[start Records supplied]

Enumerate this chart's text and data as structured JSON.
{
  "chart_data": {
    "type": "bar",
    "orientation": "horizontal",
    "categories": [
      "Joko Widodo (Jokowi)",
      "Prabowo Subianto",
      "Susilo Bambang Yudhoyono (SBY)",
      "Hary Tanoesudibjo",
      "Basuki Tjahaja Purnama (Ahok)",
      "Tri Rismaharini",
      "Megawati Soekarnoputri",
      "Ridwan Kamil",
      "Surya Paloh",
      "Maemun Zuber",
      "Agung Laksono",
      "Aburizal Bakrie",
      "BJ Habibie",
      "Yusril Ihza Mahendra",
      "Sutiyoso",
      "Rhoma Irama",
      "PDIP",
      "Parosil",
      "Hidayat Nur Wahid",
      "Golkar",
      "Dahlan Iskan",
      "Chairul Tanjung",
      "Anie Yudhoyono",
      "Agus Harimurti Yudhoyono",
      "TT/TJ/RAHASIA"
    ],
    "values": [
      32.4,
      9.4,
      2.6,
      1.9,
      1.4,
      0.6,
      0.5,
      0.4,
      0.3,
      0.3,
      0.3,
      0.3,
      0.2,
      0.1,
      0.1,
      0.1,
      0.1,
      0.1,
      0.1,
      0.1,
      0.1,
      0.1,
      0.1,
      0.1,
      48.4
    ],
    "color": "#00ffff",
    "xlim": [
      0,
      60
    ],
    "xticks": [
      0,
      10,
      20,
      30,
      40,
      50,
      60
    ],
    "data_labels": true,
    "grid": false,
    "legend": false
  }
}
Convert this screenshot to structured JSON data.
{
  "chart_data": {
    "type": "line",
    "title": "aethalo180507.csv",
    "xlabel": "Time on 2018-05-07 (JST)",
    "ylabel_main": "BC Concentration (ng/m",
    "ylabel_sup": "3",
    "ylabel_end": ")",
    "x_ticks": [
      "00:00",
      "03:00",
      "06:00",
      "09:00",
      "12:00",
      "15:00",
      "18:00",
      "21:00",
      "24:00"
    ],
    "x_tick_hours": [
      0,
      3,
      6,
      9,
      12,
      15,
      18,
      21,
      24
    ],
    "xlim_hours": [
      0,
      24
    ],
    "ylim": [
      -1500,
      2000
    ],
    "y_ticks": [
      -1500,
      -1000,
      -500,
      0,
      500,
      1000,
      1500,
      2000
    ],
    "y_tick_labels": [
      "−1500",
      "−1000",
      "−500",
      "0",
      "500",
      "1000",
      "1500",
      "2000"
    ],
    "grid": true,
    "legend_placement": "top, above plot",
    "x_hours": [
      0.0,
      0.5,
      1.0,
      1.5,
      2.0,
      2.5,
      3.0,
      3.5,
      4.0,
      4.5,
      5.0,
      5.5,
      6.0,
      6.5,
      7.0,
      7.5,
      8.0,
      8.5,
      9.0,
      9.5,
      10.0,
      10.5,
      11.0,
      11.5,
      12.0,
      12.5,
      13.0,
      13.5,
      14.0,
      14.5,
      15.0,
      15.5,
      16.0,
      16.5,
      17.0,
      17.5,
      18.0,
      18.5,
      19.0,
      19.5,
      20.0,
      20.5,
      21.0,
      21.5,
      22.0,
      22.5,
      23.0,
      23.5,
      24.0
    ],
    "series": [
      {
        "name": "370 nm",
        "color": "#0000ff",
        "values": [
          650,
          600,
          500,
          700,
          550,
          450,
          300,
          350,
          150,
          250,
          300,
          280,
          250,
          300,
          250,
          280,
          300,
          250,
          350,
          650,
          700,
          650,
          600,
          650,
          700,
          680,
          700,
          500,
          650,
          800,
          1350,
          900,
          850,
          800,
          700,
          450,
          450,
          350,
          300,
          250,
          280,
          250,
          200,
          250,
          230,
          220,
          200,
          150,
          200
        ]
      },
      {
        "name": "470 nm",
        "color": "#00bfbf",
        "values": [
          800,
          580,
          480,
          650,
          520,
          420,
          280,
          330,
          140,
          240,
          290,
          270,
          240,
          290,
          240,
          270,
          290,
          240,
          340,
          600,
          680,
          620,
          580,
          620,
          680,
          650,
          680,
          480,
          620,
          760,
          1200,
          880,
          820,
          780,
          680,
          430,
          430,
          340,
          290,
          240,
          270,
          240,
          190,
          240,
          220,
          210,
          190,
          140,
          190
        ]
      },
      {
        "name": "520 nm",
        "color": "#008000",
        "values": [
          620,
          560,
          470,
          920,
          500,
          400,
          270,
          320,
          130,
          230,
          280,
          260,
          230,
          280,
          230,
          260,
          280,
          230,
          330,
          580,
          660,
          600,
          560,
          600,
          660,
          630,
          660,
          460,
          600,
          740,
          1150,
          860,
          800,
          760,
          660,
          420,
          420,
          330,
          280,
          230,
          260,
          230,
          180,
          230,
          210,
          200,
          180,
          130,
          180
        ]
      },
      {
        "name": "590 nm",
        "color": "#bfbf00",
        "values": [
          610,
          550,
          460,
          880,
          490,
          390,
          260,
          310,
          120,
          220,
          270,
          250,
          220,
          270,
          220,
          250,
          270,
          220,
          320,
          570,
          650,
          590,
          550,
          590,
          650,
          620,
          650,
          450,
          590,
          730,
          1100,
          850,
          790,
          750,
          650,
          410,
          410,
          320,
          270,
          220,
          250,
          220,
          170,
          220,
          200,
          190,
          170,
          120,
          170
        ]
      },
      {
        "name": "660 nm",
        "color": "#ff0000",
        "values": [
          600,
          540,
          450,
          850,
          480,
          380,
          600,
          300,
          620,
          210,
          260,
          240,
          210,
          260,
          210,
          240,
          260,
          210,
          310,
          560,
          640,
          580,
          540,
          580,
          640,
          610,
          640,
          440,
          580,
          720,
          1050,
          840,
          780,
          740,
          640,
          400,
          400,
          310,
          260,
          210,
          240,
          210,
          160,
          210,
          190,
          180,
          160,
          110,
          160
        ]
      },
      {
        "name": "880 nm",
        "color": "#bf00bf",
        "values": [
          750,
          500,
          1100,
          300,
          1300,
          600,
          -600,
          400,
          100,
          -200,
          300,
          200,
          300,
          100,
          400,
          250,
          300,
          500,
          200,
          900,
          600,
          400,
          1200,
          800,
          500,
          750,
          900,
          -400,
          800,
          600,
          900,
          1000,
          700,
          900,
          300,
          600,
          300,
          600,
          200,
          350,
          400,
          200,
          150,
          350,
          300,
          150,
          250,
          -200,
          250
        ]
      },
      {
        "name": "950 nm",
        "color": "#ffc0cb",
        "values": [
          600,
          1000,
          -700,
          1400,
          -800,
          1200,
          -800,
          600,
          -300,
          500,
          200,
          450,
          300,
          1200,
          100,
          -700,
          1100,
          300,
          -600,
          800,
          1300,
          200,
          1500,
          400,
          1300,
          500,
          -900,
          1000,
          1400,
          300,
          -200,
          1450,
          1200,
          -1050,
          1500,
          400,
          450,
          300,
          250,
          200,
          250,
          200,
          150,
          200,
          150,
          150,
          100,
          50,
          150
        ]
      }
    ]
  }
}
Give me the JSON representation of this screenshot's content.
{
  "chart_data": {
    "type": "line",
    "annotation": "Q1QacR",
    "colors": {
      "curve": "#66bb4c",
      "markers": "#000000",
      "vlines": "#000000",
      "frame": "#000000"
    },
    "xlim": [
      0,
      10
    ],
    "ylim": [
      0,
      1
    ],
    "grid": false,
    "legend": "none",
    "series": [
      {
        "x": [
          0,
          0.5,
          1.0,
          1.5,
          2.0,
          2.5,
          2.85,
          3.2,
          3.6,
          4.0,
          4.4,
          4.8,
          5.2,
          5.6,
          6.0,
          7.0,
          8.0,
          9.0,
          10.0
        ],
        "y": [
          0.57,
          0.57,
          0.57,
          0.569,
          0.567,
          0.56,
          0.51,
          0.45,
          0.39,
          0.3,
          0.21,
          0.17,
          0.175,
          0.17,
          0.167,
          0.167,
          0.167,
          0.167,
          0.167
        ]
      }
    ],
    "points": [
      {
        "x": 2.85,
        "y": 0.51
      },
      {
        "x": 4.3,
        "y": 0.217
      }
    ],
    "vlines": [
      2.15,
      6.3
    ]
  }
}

[end Records supplied]

Show all lines in the entries above where the string "JSON" appears.

Enumerate this chart's text and data as structured JSON.
Convert this screenshot to structured JSON data.
Give me the JSON representation of this screenshot's content.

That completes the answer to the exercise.